Passage given:
____

Members of BORN, a Russian ultranationalist group, will soon face trial for murder. They have been linked with Centre E and the presidential administration in Moscow; and with ‘Svoboda’ and ‘Pravy Sektor’ in Kyiv.
The victims
The Militant Organisation of Russian Nationalists, generally known by its acronym in Russian, BORN, is Russia’s most prominent ultra-right group. Their crimes took place in Moscow itself, but the capital’s city court passed the case over to its Moscow Region colleagues because of a conflict of interests – one of BORN’s best known victims was a Moscow judge, Eduard Chuvashov. It was his murder in 2010, along with the double killing in 2009 of two other well known figures, socialist human rights lawyer Stanislav Markelov and opposition journalist Anastasia Baburova, that brought top specialists from the FSB (Russia's Security Service - successor to the KGB) and the Russian Investigative Committee (equivalent to the FBI) on to BORN’s case.
Chuvashov was shot dead because he had presided over several high profile trials of nationalist extremists, and also because of a casual remark he made about Russians behaving badly on trips abroad. Markelov was killed for his political views and his defence of left wing political activists and so-called ‘anti-fascists’ in court. Baburova died simply because she was with Markelov when he was shot.

____

Data records:
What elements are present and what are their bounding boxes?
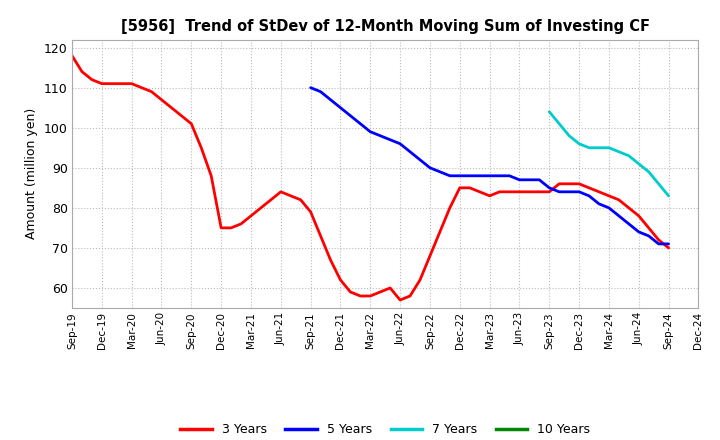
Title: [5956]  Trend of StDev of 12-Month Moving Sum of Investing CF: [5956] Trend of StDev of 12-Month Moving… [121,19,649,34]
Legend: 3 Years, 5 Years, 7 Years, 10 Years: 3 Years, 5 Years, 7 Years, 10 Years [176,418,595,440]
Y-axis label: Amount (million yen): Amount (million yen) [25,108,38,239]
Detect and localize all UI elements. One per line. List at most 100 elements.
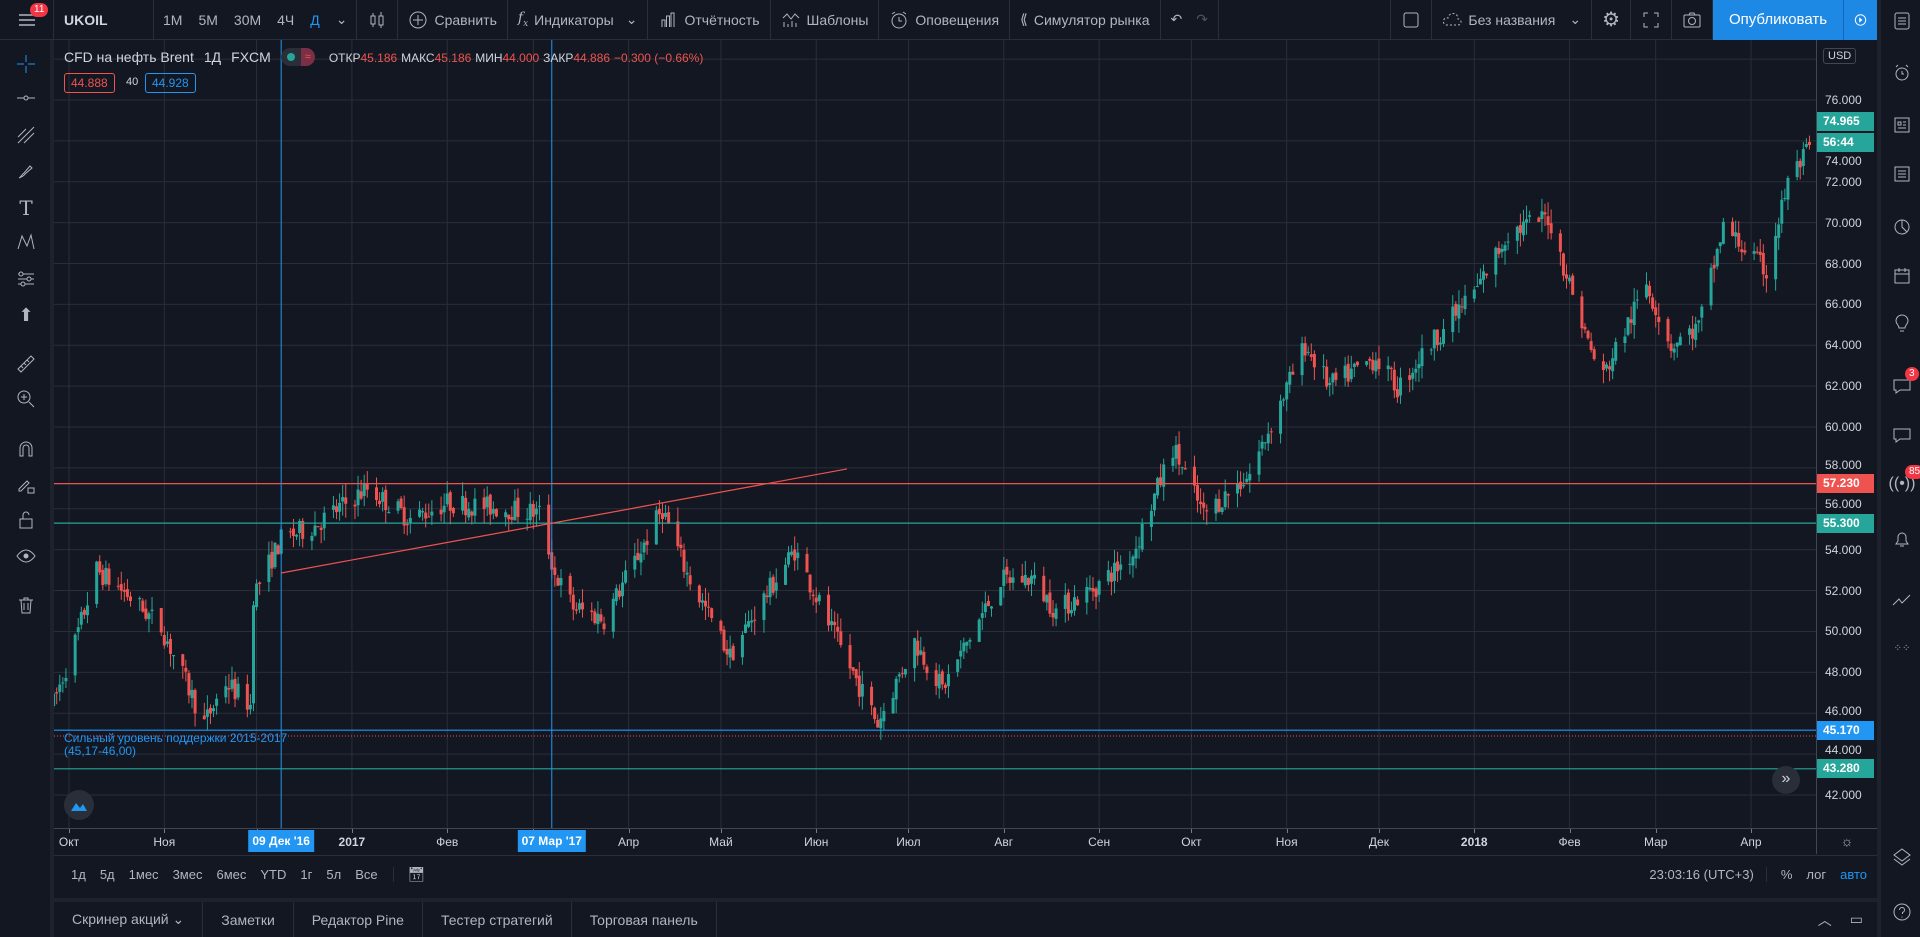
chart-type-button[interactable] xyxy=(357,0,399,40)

____

Challenges:
1 - Write out the BORN passage word for word, everything from "Members of BORN, a" down to "Sektor’ in Kyiv.".
2 - Carry the passage about the BORN murder case forward from its final sentence.

Results by task:
1 -
Members of BORN, a Russian ultranationalist group, will soon face trial for murder. They have been linked with Centre E and the presidential administration in Moscow; and with ‘Svoboda’ and ‘Pravy Sektor’ in Kyiv.

2 -
Judge Chuvashov was killed because he had presided over several trials of nationalist extremists.
Another BORN victim was European Amateur Thai Boxing champion Muslim Abdullayev, a Dagestani, who was ‘guilty’ of training at Moscow’s Scorpion Club. There are two main Thai Boxing clubs in Moscow, Scorpion and Combat. Scorpion is the one favoured by fighters from the Caucasus, but BORN wanted to make it, like Combat, exclusively Slavic, and accused their victims from the club of attacking Russians who tried to train there.
BORN militants also killed three anti-fascist activists after trailing them to the entrances of their homes, and beheaded a Central Asian migrant worker; they then dumped the head on the steps of a local council building as an ‘act of protest against ethnic minority crime’. Two of their other victims, both from the Caucasus, were defendants in much publicised criminal trials. One was a member of a gang known as the Black Hawks, who were accused of attacking two Russian ultranationalists; the other was an Armenian taxi driver, who was inadvertently released on bail after he had beaten up a pregnant mobile phone shop employee who then lost her baby. Three other people survived attacks by BORN members, one of them wounded by a homemade bomb.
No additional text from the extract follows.